Objective
Restate the whole of the material. Keep every word, and drop the pictures.

Raw records
- - - - -

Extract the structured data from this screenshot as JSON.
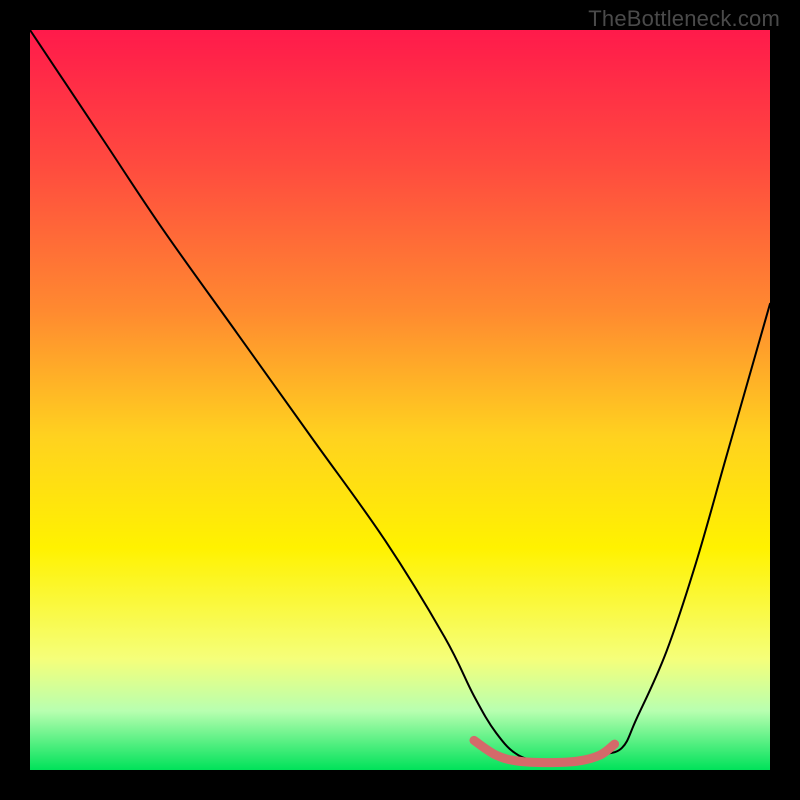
{
  "watermark": "TheBottleneck.com",
  "chart_data": {
    "type": "line",
    "title": "",
    "xlabel": "",
    "ylabel": "",
    "xlim": [
      0,
      100
    ],
    "ylim": [
      0,
      100
    ],
    "gradient_stops": [
      {
        "offset": 0,
        "color": "#ff1a4b"
      },
      {
        "offset": 18,
        "color": "#ff4a3f"
      },
      {
        "offset": 38,
        "color": "#ff8a30"
      },
      {
        "offset": 55,
        "color": "#ffd21f"
      },
      {
        "offset": 70,
        "color": "#fff200"
      },
      {
        "offset": 85,
        "color": "#f5ff7a"
      },
      {
        "offset": 92,
        "color": "#b8ffb0"
      },
      {
        "offset": 100,
        "color": "#00e25a"
      }
    ],
    "series": [
      {
        "name": "bottleneck-curve",
        "stroke": "#000000",
        "stroke_width": 2,
        "x": [
          0,
          4,
          10,
          18,
          28,
          38,
          48,
          56,
          60,
          63,
          66,
          70,
          74,
          77,
          80,
          82,
          86,
          90,
          94,
          98,
          100
        ],
        "y": [
          100,
          94,
          85,
          73,
          59,
          45,
          31,
          18,
          10,
          5,
          2,
          1,
          1,
          2,
          3,
          7,
          16,
          28,
          42,
          56,
          63
        ]
      },
      {
        "name": "highlight-valley",
        "stroke": "#d46a6a",
        "stroke_width": 9,
        "linecap": "round",
        "x": [
          60,
          63,
          66,
          70,
          74,
          77,
          79
        ],
        "y": [
          4.0,
          2.0,
          1.2,
          1.0,
          1.2,
          2.0,
          3.5
        ]
      }
    ]
  }
}
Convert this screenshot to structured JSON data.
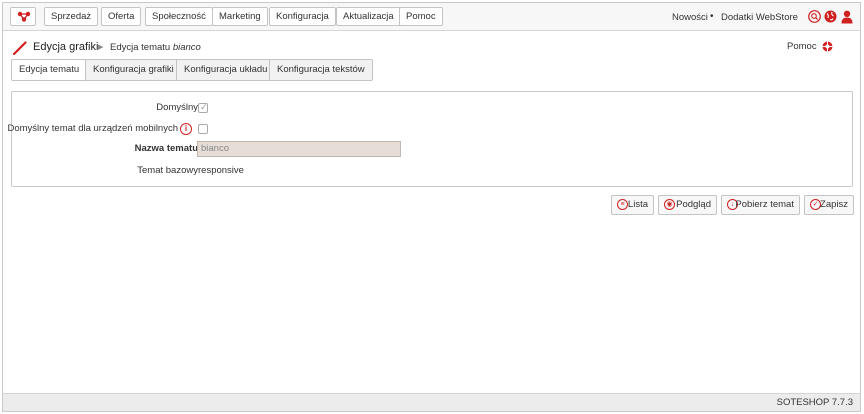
{
  "nav": {
    "items": [
      {
        "label": "Sprzedaż"
      },
      {
        "label": "Oferta"
      },
      {
        "label": "Społeczność"
      },
      {
        "label": "Marketing"
      },
      {
        "label": "Konfiguracja"
      },
      {
        "label": "Aktualizacja"
      },
      {
        "label": "Pomoc"
      }
    ],
    "news": "Nowości",
    "separator": "•",
    "addons": "Dodatki WebStore"
  },
  "breadcrumb": {
    "root": "Edycja grafiki",
    "separator": "▶",
    "current_prefix": "Edycja tematu",
    "current_name": "bianco"
  },
  "help": {
    "label": "Pomoc"
  },
  "tabs": [
    {
      "label": "Edycja tematu",
      "active": true
    },
    {
      "label": "Konfiguracja grafiki"
    },
    {
      "label": "Konfiguracja układu"
    },
    {
      "label": "Konfiguracja tekstów"
    }
  ],
  "form": {
    "default_label": "Domyślny",
    "default_checked": true,
    "mobile_label": "Domyślny temat dla urządzeń mobilnych",
    "mobile_checked": false,
    "name_label": "Nazwa tematu",
    "name_value": "bianco",
    "base_label": "Temat bazowy",
    "base_value": "responsive"
  },
  "actions": {
    "list": "Lista",
    "preview": "Podgląd",
    "download": "Pobierz temat",
    "save": "Zapisz"
  },
  "footer": {
    "version": "SOTESHOP 7.7.3"
  },
  "colors": {
    "accent": "#d02020"
  }
}
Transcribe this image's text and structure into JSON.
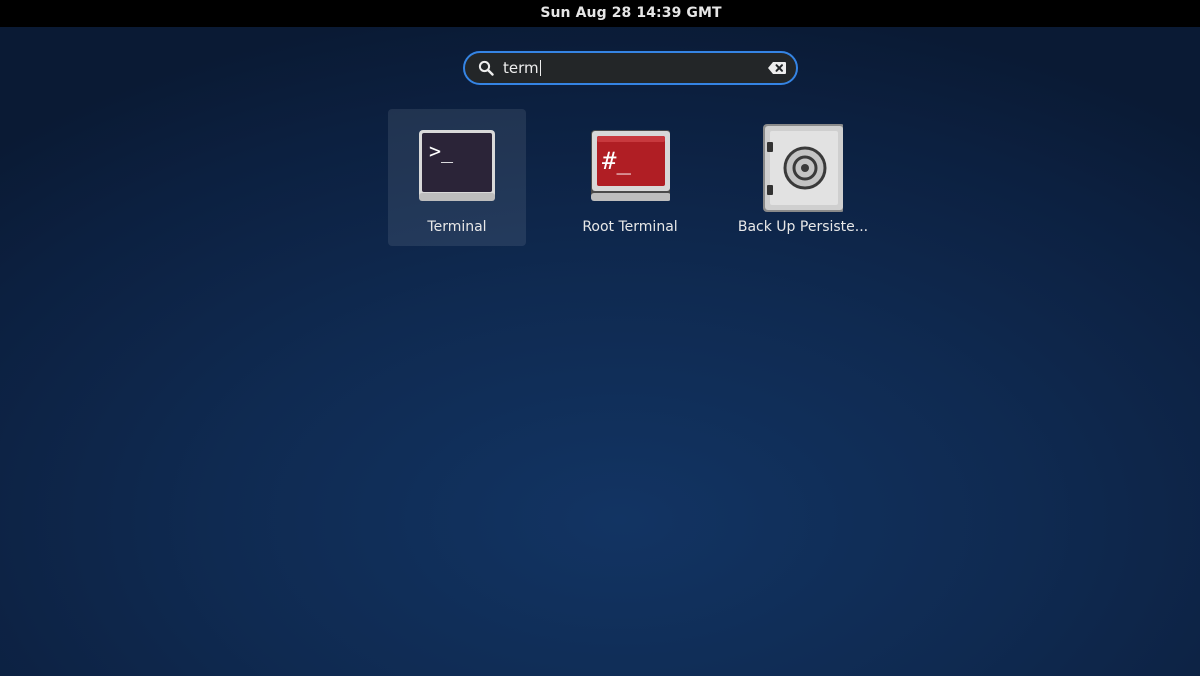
{
  "topbar": {
    "clock": "Sun Aug 28  14:39 GMT"
  },
  "search": {
    "value": "term",
    "accent_color": "#3584e4",
    "icon": "search-icon",
    "clear_icon": "clear-text-icon"
  },
  "results": [
    {
      "label": "Terminal",
      "icon": "terminal-icon",
      "selected": true
    },
    {
      "label": "Root Terminal",
      "icon": "root-terminal-icon",
      "selected": false
    },
    {
      "label": "Back Up Persiste...",
      "icon": "safe-icon",
      "selected": false
    }
  ]
}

- - - - -

Exercise answer
Extract the structured data from this screenshot as JSON.
{
  "watermark": "TheBottleneck.com",
  "chart_data": {
    "type": "line",
    "title": "",
    "xlabel": "",
    "ylabel": "",
    "xlim": [
      0,
      100
    ],
    "ylim": [
      0,
      100
    ],
    "gradient_stops": [
      {
        "offset": 0,
        "color": "#ff1a4b"
      },
      {
        "offset": 18,
        "color": "#ff4a3f"
      },
      {
        "offset": 38,
        "color": "#ff8a30"
      },
      {
        "offset": 55,
        "color": "#ffd21f"
      },
      {
        "offset": 70,
        "color": "#fff200"
      },
      {
        "offset": 85,
        "color": "#f5ff7a"
      },
      {
        "offset": 92,
        "color": "#b8ffb0"
      },
      {
        "offset": 100,
        "color": "#00e25a"
      }
    ],
    "series": [
      {
        "name": "bottleneck-curve",
        "stroke": "#000000",
        "stroke_width": 2,
        "x": [
          0,
          4,
          10,
          18,
          28,
          38,
          48,
          56,
          60,
          63,
          66,
          70,
          74,
          77,
          80,
          82,
          86,
          90,
          94,
          98,
          100
        ],
        "y": [
          100,
          94,
          85,
          73,
          59,
          45,
          31,
          18,
          10,
          5,
          2,
          1,
          1,
          2,
          3,
          7,
          16,
          28,
          42,
          56,
          63
        ]
      },
      {
        "name": "highlight-valley",
        "stroke": "#d46a6a",
        "stroke_width": 9,
        "linecap": "round",
        "x": [
          60,
          63,
          66,
          70,
          74,
          77,
          79
        ],
        "y": [
          4.0,
          2.0,
          1.2,
          1.0,
          1.2,
          2.0,
          3.5
        ]
      }
    ]
  }
}
Convert this screenshot to structured JSON data.
{
  "nav": {
    "items": [
      {
        "label": "Sprzedaż"
      },
      {
        "label": "Oferta"
      },
      {
        "label": "Społeczność"
      },
      {
        "label": "Marketing"
      },
      {
        "label": "Konfiguracja"
      },
      {
        "label": "Aktualizacja"
      },
      {
        "label": "Pomoc"
      }
    ],
    "news": "Nowości",
    "separator": "•",
    "addons": "Dodatki WebStore"
  },
  "breadcrumb": {
    "root": "Edycja grafiki",
    "separator": "▶",
    "current_prefix": "Edycja tematu",
    "current_name": "bianco"
  },
  "help": {
    "label": "Pomoc"
  },
  "tabs": [
    {
      "label": "Edycja tematu",
      "active": true
    },
    {
      "label": "Konfiguracja grafiki"
    },
    {
      "label": "Konfiguracja układu"
    },
    {
      "label": "Konfiguracja tekstów"
    }
  ],
  "form": {
    "default_label": "Domyślny",
    "default_checked": true,
    "mobile_label": "Domyślny temat dla urządzeń mobilnych",
    "mobile_checked": false,
    "name_label": "Nazwa tematu",
    "name_value": "bianco",
    "base_label": "Temat bazowy",
    "base_value": "responsive"
  },
  "actions": {
    "list": "Lista",
    "preview": "Podgląd",
    "download": "Pobierz temat",
    "save": "Zapisz"
  },
  "footer": {
    "version": "SOTESHOP 7.7.3"
  },
  "colors": {
    "accent": "#d02020"
  }
}
Transcribe this image's text and structure into JSON.
{
  "topbar": {
    "clock": "Sun Aug 28  14:39 GMT"
  },
  "search": {
    "value": "term",
    "accent_color": "#3584e4",
    "icon": "search-icon",
    "clear_icon": "clear-text-icon"
  },
  "results": [
    {
      "label": "Terminal",
      "icon": "terminal-icon",
      "selected": true
    },
    {
      "label": "Root Terminal",
      "icon": "root-terminal-icon",
      "selected": false
    },
    {
      "label": "Back Up Persiste...",
      "icon": "safe-icon",
      "selected": false
    }
  ]
}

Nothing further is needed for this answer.